**TEXTO FORNECIDO**
▶

Faz três décadas que conheço João Marcello Bôscoli e Pedro Mariano. O primeiro dos nossos inúmeros encontros se deu em 1995 no estúdio Mosh, na zona oeste de São Paulo, quando a dupla tinha acabado de ser contratada pela gravadora Sony Music.

Claro, eu sabia quem era a mãe deles e logo percebi que ambos haviam herdado a personalidade forte dela. (Há, porém, diferenças gritantes entre os dois: João tem o humor ácido e o carisma do pai, o jornalista Ronaldo Bôscoli; Pedro é observador como o “criador”, o pianista e arranjador César Camargo Mariano). 

Por mais que tivesse tido conversas que foram além do campo profissional, havia pelo menos assunto sobre o qual nunca tive coragem suficiente para perguntar: “Afinal de contas, como era Elis Regina longe dos palcos? Como ela era como mãe?”

◀

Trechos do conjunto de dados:

▶

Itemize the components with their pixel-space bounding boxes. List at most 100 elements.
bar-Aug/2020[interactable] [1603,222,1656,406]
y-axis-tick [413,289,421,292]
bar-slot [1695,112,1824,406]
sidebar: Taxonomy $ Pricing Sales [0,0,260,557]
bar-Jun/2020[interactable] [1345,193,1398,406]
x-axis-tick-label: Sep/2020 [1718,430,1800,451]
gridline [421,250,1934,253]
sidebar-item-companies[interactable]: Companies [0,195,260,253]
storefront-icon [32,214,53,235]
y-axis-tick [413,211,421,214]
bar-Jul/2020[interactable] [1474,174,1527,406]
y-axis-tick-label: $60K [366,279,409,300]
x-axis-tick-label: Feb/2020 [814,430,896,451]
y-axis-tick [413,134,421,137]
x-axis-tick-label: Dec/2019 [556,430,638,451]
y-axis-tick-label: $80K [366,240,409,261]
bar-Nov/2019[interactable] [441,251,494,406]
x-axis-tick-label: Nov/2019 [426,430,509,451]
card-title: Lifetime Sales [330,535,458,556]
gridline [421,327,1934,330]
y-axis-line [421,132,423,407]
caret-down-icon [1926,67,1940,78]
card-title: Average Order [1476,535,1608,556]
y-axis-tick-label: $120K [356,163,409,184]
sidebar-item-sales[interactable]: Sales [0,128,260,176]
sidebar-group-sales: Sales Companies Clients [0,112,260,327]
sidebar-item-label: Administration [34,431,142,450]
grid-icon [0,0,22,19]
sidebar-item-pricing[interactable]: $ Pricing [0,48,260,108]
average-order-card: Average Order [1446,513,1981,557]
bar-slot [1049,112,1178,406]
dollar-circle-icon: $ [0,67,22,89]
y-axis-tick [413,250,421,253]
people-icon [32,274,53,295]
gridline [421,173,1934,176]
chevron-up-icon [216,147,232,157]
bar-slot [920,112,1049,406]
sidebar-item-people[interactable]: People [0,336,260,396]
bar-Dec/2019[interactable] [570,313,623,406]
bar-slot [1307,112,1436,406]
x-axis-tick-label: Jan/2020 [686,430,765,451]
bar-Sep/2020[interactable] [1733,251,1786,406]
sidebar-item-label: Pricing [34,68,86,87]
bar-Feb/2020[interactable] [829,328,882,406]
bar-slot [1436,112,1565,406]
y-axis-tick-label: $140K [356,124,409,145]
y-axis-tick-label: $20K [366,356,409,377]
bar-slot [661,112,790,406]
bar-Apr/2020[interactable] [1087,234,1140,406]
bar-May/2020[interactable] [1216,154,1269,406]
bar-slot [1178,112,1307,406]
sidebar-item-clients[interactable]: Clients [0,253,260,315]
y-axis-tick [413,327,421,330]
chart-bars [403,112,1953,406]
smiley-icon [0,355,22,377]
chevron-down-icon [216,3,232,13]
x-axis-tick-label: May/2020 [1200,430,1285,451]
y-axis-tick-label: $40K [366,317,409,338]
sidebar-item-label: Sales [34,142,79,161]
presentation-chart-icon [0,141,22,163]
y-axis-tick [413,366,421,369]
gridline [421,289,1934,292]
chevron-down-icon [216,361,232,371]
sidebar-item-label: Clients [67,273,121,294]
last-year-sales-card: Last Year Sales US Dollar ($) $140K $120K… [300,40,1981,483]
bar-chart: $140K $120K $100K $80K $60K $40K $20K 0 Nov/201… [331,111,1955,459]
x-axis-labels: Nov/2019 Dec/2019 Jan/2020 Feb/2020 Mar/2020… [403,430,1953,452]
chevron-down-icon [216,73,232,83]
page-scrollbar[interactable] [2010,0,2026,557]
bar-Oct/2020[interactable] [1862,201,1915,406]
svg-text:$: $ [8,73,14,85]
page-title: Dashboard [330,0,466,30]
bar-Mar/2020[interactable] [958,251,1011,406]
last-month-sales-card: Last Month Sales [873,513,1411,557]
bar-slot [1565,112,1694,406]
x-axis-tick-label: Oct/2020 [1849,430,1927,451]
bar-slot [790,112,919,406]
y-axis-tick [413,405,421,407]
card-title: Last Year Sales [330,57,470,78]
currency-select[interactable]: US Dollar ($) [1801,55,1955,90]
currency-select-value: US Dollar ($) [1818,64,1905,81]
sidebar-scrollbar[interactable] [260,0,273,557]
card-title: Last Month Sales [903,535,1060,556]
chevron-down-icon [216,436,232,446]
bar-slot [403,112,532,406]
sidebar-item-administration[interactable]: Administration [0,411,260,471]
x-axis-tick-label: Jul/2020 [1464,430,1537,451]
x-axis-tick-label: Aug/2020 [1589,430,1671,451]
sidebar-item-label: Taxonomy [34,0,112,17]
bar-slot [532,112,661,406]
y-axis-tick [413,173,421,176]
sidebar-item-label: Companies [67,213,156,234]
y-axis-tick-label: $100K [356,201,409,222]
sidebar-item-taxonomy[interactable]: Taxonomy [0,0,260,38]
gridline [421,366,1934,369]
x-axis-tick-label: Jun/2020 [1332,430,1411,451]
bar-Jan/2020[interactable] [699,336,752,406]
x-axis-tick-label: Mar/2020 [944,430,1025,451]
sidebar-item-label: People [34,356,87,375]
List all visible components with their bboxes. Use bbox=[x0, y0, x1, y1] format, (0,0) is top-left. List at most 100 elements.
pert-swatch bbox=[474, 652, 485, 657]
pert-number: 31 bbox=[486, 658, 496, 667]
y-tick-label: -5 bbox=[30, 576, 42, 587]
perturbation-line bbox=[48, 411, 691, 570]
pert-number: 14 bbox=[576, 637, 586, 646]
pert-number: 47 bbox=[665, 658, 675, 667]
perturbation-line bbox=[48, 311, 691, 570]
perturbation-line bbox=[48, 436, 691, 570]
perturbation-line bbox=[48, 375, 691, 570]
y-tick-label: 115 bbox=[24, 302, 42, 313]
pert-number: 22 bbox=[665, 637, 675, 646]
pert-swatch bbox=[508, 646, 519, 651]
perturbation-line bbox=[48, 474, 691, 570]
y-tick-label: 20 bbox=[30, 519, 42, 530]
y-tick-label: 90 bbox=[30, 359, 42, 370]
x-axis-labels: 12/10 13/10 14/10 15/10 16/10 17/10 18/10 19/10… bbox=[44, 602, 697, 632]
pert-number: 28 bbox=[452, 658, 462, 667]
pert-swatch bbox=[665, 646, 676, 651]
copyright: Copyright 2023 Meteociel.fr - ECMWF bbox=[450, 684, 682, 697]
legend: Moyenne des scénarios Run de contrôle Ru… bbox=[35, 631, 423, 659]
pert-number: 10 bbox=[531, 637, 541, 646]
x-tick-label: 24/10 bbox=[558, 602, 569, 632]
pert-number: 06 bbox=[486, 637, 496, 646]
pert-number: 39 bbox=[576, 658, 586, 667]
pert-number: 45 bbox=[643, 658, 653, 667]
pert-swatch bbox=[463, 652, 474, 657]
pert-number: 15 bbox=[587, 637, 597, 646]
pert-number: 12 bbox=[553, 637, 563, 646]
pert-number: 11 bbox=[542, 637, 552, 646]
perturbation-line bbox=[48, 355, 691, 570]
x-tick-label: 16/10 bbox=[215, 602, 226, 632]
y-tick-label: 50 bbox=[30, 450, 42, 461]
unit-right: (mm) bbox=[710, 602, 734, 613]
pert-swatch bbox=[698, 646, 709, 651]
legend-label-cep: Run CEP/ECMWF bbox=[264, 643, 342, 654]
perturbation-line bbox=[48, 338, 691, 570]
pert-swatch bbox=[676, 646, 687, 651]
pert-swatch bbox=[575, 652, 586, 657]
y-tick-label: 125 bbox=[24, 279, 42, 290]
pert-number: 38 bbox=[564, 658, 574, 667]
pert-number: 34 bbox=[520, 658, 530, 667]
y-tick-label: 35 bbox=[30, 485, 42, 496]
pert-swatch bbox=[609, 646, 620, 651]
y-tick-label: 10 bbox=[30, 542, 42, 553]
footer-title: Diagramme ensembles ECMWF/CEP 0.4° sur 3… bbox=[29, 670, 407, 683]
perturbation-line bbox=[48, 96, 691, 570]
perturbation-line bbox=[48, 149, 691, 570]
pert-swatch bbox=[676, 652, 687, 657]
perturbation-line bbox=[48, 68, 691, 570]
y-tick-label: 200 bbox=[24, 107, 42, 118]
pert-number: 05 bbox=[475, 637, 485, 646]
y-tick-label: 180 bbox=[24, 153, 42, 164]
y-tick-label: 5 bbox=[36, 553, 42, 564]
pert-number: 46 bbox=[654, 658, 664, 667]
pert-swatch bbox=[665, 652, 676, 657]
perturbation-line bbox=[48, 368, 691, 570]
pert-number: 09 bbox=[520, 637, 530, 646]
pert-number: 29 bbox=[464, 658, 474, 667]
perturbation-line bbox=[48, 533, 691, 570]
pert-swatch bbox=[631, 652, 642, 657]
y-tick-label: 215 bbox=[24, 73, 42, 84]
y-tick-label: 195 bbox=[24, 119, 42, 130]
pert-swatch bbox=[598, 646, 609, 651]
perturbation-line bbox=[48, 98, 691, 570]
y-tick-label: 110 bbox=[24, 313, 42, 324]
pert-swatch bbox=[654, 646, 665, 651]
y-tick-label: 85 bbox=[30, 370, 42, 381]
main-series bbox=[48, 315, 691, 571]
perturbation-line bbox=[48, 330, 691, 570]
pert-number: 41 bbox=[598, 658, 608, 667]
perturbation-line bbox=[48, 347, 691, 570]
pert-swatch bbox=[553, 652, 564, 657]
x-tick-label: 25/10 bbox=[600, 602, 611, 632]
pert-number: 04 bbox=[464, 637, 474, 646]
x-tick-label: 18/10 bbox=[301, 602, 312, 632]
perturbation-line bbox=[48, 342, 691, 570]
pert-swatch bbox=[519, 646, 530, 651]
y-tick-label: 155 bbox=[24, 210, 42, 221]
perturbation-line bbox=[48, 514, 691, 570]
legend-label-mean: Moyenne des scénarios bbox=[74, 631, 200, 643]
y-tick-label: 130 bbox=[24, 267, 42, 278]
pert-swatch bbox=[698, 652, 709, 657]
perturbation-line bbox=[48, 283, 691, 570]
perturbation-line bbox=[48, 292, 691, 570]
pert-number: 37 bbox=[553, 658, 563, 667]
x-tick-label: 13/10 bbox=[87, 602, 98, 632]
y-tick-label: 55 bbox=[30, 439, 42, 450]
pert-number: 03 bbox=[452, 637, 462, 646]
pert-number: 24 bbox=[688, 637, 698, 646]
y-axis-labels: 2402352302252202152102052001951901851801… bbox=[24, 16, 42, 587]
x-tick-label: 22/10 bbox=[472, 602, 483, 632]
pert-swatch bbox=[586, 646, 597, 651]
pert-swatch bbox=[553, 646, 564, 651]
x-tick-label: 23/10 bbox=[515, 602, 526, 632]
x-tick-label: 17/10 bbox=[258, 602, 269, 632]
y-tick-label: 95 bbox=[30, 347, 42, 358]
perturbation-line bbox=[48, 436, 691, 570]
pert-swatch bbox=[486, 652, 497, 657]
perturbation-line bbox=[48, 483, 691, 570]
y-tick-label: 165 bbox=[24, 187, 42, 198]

◀

**TAREFAS A RESOLVER**
(a) No texto sobre João Marcello Bôscoli e Pedro Mariano, por que há "diferenças gritantes entre os dois"? Responda em até três frases.
(b) Dê seguimento ao texto sobre João Marcello Bôscoli e Pedro Mariano a partir do ponto em que ele termina.

**SUAS RESPOSTAS**
(a) Segundo o texto, João tem o humor ácido e o carisma do pai, o jornalista Ronaldo Bôscoli. Pedro, por sua vez, é observador como o "criador", o pianista e arranjador César Camargo Mariano. Assim, embora ambos tenham herdado a personalidade forte da mãe, cada um puxou traços de uma figura paterna diferente.

(b)
Agora, minha curiosidade é respondida, com riqueza de detalhes, no especial Sou Filho Dela – Elis Regina, em cartaz no PlayPlus, o serviço de streaming da TV Record.

A curta duração – pouco mais de meia hora – é o suficiente para conhecer detalhes que boa parte dos fãs de Elis desconhecem: sua rotina como mãe e dona de casa, a recordação que os filhos e conhecidos trazem dela. “Ela levava para a escola, fazia o açougue, fazia compras… Não é apenas uma voz num disco para as pessoas,” diz Pedro Mariano.

João e Pedro eram piás quando Elis morreu, em 19 de janeiro de 1982, aos 36 anos. 

Um tinha onze anos, o outro seis. 

Certamente só entenderam o tamanho da mãe na idade adulta. 

O que eles trazem à tona, portanto, era o ser humano por trás do ícone da MPB. João emociona-se ao relatar o momento em que, ainda bebê, foi desenganado pelos médicos (ele sofria de um problema alérgico), mas foi “salvo” pelo canto da mãe, que passou a noite inteira ao seu lado. 

Pedro, por seu turno, mostra objetos pessoais da mãe – entre eles o passaporte e uma carteira, contendo alguns cruzeiros e centavos – e a estátua diminuta de uma coruja, presente que lhe deu no Dia das Mães. É outra cena pungente: ele parece agarrar-se àqueles pertences porque são um sinal da presença da mãe naquele lugar.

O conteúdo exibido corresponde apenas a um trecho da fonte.